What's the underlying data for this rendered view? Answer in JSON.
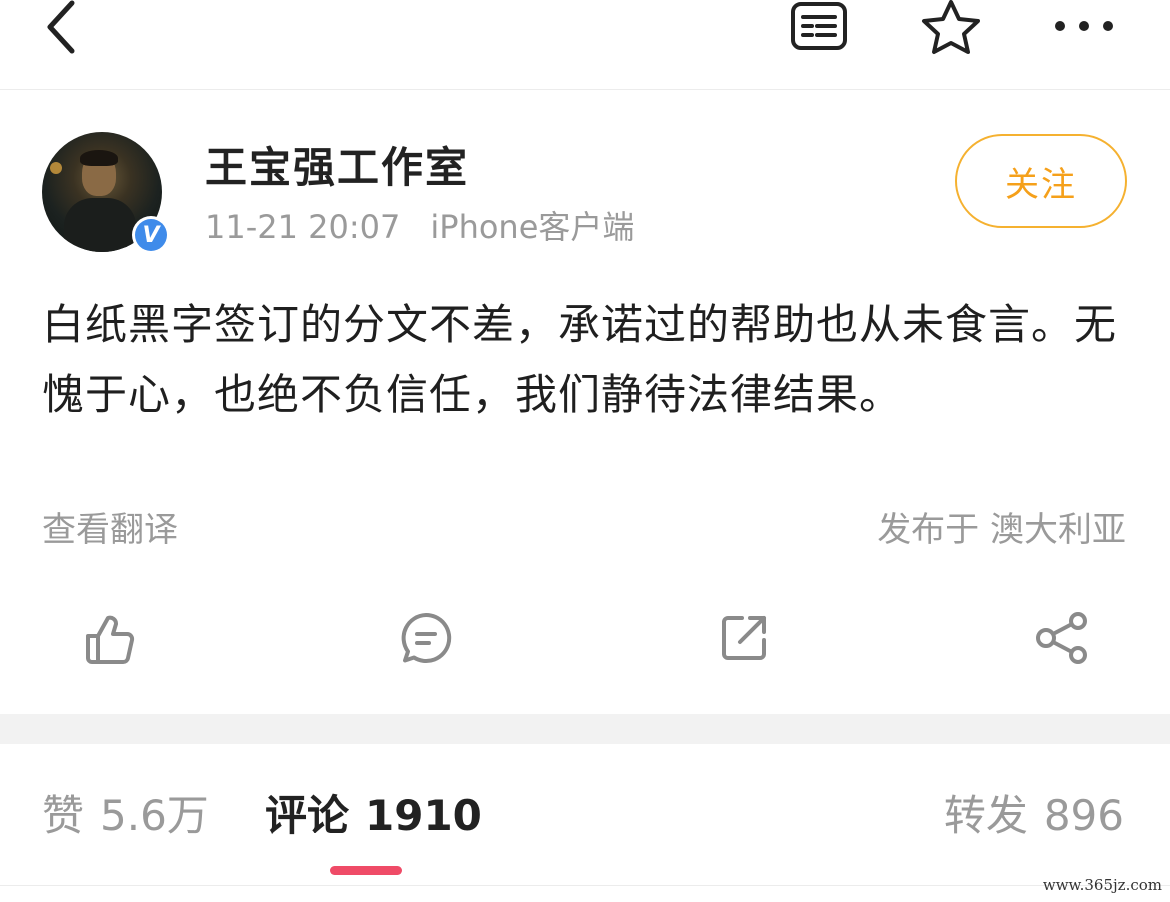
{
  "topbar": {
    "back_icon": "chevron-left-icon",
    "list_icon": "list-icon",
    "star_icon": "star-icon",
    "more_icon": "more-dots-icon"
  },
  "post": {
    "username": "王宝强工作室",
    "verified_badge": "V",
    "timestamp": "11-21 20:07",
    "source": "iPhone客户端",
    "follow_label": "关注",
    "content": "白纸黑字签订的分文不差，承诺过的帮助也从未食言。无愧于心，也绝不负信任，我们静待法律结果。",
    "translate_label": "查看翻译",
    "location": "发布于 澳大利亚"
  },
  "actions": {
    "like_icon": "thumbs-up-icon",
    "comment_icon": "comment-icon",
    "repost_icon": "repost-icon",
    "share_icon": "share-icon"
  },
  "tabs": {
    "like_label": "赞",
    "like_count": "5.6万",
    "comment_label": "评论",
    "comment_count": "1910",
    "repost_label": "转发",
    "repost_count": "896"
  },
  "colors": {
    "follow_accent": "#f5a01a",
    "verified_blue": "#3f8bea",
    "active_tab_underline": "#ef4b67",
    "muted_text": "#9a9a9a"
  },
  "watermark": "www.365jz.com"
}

- [Description of the task]: Leave the pictures out and copy the rest of the data exactly.

- [Response]:
What's the underlying data for this rendered view? Answer in JSON.
{
  "topbar": {
    "back_icon": "chevron-left-icon",
    "list_icon": "list-icon",
    "star_icon": "star-icon",
    "more_icon": "more-dots-icon"
  },
  "post": {
    "username": "王宝强工作室",
    "verified_badge": "V",
    "timestamp": "11-21 20:07",
    "source": "iPhone客户端",
    "follow_label": "关注",
    "content": "白纸黑字签订的分文不差，承诺过的帮助也从未食言。无愧于心，也绝不负信任，我们静待法律结果。",
    "translate_label": "查看翻译",
    "location": "发布于 澳大利亚"
  },
  "actions": {
    "like_icon": "thumbs-up-icon",
    "comment_icon": "comment-icon",
    "repost_icon": "repost-icon",
    "share_icon": "share-icon"
  },
  "tabs": {
    "like_label": "赞",
    "like_count": "5.6万",
    "comment_label": "评论",
    "comment_count": "1910",
    "repost_label": "转发",
    "repost_count": "896"
  },
  "colors": {
    "follow_accent": "#f5a01a",
    "verified_blue": "#3f8bea",
    "active_tab_underline": "#ef4b67",
    "muted_text": "#9a9a9a"
  },
  "watermark": "www.365jz.com"
}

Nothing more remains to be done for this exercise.